▶ Rows

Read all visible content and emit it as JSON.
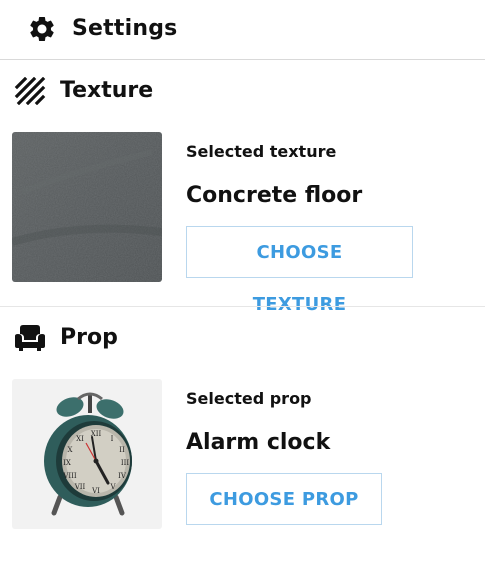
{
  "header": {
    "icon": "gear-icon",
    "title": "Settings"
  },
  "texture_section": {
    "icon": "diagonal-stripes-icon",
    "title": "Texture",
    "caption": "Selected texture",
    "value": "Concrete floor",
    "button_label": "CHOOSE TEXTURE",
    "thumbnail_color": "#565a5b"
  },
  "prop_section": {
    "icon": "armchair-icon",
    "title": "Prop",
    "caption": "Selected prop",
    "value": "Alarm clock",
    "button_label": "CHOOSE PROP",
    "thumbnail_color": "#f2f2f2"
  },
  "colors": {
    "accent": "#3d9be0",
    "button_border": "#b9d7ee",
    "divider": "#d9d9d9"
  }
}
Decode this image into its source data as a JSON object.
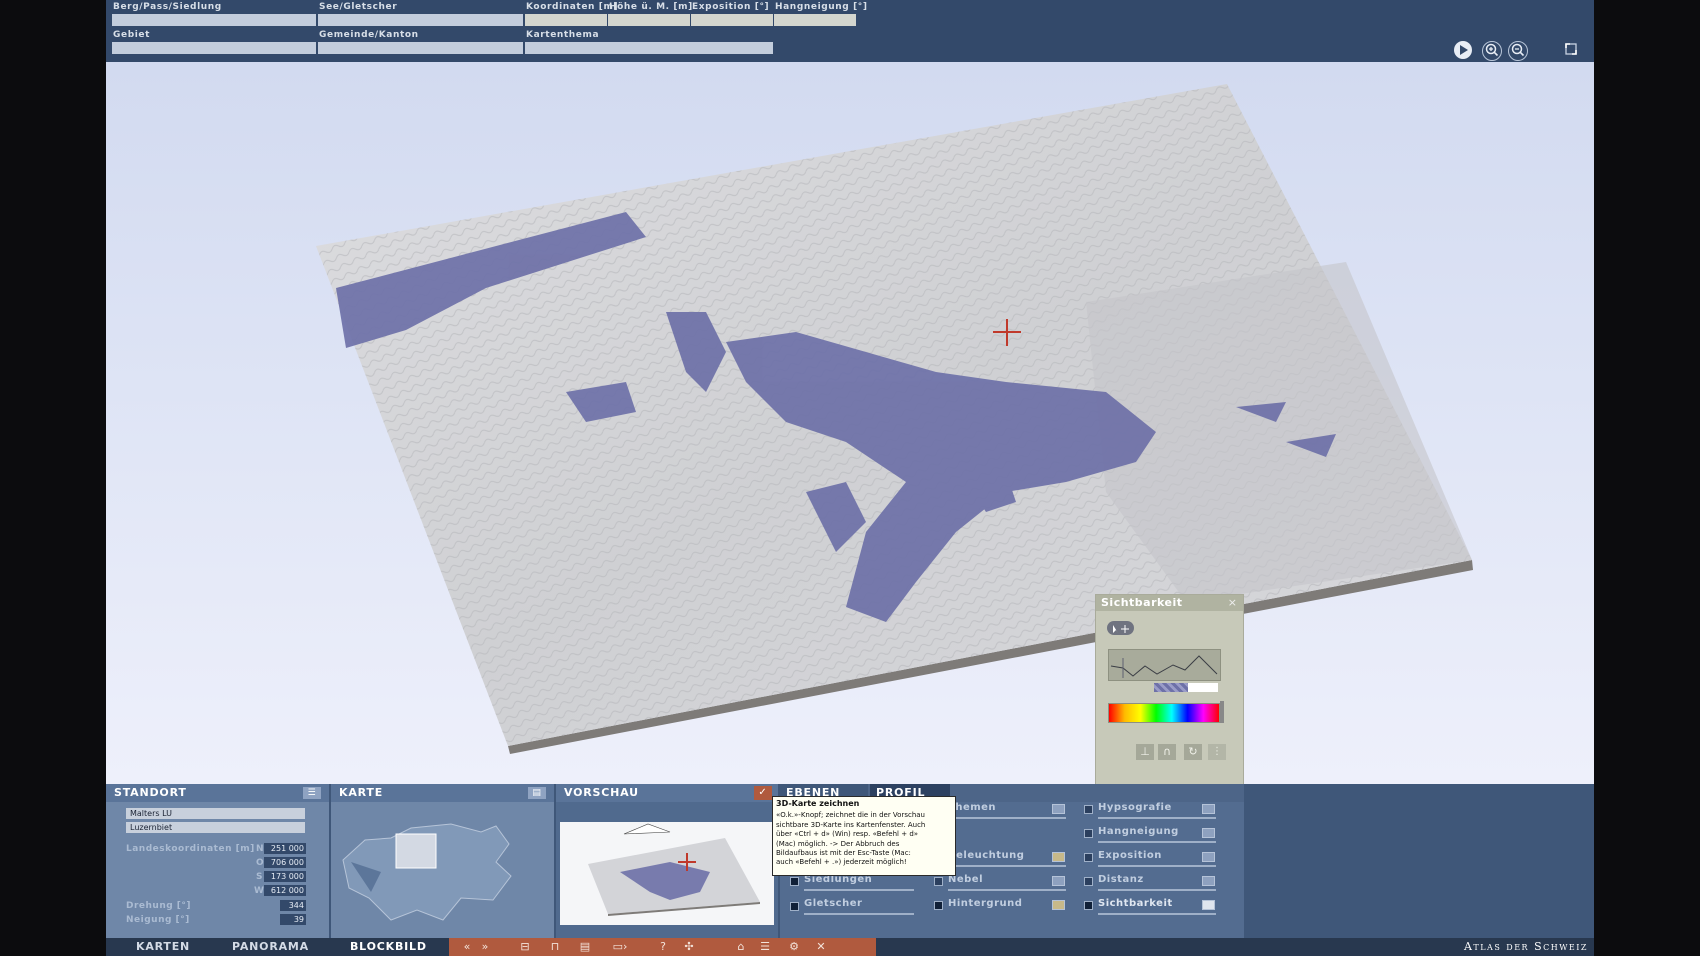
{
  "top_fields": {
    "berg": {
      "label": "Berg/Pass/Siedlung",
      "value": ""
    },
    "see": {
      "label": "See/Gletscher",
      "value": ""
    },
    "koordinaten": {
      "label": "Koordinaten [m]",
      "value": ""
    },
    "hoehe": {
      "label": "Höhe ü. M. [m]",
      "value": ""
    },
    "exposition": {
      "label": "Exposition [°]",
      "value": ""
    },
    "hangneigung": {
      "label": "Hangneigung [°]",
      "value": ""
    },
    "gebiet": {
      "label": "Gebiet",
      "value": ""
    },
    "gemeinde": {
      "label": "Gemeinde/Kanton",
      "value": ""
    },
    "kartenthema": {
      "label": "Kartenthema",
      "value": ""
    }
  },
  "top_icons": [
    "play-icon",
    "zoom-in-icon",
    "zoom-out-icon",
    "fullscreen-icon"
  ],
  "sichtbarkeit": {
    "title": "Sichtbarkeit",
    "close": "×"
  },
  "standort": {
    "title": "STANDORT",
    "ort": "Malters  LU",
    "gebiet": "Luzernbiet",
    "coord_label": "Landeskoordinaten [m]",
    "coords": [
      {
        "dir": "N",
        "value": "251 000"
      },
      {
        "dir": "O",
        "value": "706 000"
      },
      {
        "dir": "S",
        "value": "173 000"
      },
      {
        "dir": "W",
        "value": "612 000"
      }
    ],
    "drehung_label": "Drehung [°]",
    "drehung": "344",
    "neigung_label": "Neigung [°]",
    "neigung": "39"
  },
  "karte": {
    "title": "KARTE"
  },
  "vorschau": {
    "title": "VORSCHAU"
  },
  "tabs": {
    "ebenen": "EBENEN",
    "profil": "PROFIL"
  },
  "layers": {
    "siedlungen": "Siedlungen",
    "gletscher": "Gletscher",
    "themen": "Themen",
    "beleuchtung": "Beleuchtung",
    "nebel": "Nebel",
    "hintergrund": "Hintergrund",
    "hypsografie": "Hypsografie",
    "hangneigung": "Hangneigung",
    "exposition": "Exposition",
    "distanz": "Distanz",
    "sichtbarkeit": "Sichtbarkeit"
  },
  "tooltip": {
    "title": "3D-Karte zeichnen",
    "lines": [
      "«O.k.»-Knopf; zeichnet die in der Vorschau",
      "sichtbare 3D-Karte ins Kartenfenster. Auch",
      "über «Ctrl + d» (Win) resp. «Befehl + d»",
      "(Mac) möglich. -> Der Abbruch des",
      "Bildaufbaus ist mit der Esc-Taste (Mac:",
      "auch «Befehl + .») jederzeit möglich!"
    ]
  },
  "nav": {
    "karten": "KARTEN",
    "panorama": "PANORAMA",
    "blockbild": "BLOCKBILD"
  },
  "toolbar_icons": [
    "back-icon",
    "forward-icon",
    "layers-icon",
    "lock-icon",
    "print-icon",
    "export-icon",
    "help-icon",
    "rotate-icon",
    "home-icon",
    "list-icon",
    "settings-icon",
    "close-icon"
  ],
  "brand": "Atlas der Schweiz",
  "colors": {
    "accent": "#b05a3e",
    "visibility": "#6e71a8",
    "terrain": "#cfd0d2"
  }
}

---

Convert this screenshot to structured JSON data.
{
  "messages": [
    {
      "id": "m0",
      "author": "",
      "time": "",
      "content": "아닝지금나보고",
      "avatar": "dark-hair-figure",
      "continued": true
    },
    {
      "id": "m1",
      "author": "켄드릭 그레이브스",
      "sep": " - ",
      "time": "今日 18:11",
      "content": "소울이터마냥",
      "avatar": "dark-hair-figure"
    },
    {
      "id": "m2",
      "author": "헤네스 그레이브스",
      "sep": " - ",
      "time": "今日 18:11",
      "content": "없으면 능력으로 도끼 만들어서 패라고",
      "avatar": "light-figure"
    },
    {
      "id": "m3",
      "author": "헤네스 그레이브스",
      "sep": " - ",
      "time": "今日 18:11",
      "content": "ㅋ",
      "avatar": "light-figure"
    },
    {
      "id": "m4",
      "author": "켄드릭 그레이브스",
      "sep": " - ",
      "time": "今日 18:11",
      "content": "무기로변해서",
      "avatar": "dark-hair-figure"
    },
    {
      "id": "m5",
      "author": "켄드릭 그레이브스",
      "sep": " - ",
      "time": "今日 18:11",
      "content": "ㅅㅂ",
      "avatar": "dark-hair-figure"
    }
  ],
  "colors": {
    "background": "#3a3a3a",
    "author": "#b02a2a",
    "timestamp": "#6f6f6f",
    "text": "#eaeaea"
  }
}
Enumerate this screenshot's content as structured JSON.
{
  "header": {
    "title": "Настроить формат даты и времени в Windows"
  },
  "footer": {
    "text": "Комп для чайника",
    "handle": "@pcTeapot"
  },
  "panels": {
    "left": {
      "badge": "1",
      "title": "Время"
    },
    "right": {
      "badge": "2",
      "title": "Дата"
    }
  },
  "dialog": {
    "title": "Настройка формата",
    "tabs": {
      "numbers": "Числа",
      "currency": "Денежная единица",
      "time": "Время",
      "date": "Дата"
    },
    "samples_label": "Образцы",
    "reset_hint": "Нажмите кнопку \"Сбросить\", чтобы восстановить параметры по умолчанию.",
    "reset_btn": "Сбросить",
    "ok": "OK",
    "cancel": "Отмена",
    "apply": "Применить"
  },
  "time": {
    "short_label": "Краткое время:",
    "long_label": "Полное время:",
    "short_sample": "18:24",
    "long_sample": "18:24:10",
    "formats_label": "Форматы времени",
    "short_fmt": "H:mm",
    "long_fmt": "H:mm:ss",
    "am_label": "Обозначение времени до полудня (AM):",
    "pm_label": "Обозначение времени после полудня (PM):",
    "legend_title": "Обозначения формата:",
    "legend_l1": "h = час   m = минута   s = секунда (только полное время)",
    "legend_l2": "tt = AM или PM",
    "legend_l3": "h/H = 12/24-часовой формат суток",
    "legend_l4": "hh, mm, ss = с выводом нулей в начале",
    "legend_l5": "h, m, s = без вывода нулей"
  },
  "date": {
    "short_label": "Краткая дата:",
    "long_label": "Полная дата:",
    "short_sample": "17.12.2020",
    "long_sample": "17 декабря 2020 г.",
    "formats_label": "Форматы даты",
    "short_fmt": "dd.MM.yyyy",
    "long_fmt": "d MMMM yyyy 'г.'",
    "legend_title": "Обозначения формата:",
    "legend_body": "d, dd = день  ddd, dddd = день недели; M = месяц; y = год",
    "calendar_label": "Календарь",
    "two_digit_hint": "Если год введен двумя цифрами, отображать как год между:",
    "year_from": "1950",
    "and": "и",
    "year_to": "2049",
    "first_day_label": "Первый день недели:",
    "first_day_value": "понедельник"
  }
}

▶ Given instruction
Show every line in the records above that contains the word "yyyy".

▶ Solution to this task
    "short_fmt": "dd.MM.yyyy",
    "long_fmt": "d MMMM yyyy 'г.'",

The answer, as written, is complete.